▸ Short exercise:
Please show every line of the material below that contains the word "upright". Letter case matters.
# Start of Supplied entries
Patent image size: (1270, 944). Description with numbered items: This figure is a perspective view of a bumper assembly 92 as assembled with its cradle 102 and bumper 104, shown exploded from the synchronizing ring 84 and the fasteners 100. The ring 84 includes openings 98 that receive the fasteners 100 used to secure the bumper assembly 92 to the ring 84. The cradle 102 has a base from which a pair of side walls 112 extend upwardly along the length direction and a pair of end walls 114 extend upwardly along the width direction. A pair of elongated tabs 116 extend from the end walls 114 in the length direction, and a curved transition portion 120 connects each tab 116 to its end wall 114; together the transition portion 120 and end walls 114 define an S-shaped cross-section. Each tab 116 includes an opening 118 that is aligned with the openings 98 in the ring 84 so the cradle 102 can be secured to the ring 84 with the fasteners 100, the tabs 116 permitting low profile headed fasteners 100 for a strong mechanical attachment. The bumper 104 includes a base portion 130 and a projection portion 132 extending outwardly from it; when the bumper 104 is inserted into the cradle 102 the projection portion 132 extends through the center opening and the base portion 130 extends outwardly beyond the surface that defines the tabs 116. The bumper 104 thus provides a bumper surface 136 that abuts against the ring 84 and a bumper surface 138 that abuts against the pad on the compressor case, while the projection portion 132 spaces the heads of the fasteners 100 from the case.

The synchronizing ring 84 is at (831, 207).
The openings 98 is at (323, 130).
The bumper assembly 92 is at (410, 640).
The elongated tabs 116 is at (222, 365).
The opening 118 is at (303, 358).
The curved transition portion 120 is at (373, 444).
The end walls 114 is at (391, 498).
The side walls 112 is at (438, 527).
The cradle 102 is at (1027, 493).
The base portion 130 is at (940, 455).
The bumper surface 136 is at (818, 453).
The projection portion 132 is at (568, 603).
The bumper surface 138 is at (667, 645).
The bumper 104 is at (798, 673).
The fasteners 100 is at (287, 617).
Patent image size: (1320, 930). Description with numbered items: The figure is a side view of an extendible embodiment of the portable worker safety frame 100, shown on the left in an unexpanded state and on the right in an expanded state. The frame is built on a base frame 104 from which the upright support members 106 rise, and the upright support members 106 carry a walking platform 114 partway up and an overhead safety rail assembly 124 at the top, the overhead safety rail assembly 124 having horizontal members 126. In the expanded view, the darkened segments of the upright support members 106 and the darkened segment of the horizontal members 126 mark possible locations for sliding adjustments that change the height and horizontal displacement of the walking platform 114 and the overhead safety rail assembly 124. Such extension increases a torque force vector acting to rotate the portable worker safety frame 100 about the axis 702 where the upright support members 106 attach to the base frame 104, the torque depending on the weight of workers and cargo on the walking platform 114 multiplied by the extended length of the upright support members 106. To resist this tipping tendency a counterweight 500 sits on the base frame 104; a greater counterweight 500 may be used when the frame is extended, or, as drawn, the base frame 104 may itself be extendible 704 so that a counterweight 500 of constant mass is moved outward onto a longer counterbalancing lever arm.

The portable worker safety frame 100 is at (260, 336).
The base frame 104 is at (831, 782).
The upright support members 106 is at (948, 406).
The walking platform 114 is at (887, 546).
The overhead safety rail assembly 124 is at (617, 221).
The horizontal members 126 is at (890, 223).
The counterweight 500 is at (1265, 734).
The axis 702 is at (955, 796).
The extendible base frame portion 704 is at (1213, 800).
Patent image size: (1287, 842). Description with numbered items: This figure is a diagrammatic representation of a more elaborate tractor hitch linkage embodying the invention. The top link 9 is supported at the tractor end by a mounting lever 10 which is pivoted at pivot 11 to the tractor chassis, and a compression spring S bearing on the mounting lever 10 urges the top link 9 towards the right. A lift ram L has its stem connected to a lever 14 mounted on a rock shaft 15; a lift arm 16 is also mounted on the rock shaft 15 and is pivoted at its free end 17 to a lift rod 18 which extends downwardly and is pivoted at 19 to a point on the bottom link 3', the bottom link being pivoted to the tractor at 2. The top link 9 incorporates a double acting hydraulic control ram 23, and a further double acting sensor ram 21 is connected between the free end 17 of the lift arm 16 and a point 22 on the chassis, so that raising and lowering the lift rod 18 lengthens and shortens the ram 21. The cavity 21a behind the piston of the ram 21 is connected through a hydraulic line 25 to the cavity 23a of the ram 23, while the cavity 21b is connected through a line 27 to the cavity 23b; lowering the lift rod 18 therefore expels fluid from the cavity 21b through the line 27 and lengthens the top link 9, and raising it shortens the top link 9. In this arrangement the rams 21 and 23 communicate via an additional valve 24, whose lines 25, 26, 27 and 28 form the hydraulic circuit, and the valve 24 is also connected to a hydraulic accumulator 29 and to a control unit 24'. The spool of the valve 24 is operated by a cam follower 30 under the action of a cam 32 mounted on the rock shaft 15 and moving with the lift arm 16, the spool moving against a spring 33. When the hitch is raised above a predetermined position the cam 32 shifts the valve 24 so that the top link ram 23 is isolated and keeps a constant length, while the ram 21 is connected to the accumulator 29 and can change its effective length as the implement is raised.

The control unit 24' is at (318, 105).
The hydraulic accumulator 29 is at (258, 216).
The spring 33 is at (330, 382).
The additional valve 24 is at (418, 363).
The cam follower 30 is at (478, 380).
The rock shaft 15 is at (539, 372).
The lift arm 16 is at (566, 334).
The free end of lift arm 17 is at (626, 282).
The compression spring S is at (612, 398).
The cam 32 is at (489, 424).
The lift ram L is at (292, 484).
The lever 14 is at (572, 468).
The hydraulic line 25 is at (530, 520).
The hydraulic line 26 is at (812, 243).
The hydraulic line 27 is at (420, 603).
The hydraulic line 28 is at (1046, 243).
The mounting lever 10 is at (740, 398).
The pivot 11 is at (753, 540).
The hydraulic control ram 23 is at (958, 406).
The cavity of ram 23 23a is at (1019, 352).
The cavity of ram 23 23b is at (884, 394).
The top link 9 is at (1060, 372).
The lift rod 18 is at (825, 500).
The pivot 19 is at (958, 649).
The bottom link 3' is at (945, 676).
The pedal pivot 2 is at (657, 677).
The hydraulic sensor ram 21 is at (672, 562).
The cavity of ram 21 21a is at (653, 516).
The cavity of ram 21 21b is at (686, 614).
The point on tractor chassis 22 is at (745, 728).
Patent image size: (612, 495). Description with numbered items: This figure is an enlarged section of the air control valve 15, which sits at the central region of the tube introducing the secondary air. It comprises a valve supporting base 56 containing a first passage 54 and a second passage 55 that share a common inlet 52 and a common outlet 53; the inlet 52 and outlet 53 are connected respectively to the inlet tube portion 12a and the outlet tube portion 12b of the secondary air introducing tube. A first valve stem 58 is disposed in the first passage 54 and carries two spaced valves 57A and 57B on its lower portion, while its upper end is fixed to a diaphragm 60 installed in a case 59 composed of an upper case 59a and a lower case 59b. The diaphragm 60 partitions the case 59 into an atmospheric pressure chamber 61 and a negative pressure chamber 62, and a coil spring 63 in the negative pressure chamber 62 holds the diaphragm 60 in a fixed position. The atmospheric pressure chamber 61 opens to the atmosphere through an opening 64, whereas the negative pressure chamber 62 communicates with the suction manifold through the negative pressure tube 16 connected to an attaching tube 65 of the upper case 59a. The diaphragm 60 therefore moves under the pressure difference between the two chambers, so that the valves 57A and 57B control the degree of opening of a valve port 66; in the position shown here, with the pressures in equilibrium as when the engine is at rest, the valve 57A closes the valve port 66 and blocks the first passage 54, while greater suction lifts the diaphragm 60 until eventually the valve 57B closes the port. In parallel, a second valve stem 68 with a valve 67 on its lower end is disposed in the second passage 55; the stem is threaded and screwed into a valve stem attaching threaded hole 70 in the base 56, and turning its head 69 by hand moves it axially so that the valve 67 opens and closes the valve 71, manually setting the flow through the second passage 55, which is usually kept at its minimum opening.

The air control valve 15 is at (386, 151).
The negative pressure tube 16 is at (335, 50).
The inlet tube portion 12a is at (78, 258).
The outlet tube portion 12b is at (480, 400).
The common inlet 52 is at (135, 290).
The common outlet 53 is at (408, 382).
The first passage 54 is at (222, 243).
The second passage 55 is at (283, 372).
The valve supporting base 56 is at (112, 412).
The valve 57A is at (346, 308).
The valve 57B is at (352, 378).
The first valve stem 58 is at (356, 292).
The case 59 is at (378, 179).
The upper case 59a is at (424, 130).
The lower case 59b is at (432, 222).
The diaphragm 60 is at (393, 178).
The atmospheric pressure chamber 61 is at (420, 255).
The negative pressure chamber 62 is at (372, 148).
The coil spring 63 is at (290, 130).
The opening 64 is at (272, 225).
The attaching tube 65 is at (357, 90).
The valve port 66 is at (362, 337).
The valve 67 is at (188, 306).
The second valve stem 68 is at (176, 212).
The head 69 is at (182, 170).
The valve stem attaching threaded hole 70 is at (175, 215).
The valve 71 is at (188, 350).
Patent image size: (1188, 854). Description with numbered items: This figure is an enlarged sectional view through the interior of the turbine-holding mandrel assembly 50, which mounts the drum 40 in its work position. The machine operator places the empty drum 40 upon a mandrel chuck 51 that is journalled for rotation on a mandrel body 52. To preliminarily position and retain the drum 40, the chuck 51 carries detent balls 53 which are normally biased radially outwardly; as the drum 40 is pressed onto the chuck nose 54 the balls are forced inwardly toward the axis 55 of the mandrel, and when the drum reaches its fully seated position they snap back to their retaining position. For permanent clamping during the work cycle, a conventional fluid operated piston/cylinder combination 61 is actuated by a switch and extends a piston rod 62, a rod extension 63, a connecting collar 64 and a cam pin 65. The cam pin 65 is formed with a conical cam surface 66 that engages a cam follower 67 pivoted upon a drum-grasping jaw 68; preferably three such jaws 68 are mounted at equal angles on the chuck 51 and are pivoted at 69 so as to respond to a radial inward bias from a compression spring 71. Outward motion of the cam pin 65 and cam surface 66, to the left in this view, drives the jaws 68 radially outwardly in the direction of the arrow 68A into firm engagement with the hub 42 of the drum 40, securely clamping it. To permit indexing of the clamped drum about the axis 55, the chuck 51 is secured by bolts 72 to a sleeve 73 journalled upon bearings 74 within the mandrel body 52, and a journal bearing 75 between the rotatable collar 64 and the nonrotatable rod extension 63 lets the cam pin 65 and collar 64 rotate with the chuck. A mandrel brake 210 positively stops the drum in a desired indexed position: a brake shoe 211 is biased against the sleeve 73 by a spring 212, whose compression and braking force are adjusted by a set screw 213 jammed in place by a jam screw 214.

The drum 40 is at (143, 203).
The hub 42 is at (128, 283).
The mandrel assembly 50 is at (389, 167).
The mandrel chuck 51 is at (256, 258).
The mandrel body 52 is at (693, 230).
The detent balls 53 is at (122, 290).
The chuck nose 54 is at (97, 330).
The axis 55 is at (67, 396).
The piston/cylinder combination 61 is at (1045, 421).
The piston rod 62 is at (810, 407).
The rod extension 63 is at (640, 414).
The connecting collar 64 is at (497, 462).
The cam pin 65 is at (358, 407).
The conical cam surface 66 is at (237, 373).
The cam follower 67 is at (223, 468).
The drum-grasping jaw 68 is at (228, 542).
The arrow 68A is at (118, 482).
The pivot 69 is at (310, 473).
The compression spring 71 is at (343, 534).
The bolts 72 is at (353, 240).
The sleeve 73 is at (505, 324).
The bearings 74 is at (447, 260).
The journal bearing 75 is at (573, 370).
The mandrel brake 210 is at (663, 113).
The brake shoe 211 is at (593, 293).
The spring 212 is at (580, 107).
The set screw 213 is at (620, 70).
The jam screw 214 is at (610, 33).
# End of Supplied entries
▸ Output for this exercise:
Patent image size: (1320, 930). Description with numbered items: The figure is a side view of an extendible embodiment of the portable worker safety frame 100, shown on the left in an unexpanded state and on the right in an expanded state. The frame is built on a base frame 104 from which the upright support members 106 rise, and the upright support members 106 carry a walking platform 114 partway up and an overhead safety rail assembly 124 at the top, the overhead safety rail assembly 124 having horizontal members 126. In the expanded view, the darkened segments of the upright support members 106 and the darkened segment of the horizontal members 126 mark possible locations for sliding adjustments that change the height and horizontal displacement of the walking platform 114 and the overhead safety rail assembly 124. Such extension increases a torque force vector acting to rotate the portable worker safety frame 100 about the axis 702 where the upright support members 106 attach to the base frame 104, the torque depending on the weight of workers and cargo on the walking platform 114 multiplied by the extended length of the upright support members 106. To resist this tipping tendency a counterweight 500 sits on the base frame 104; a greater counterweight 500 may be used when the frame is extended, or, as drawn, the base frame 104 may itself be extendible 704 so that a counterweight 500 of constant mass is moved outward onto a longer counterbalancing lever arm.
The upright support members 106 is at (948, 406).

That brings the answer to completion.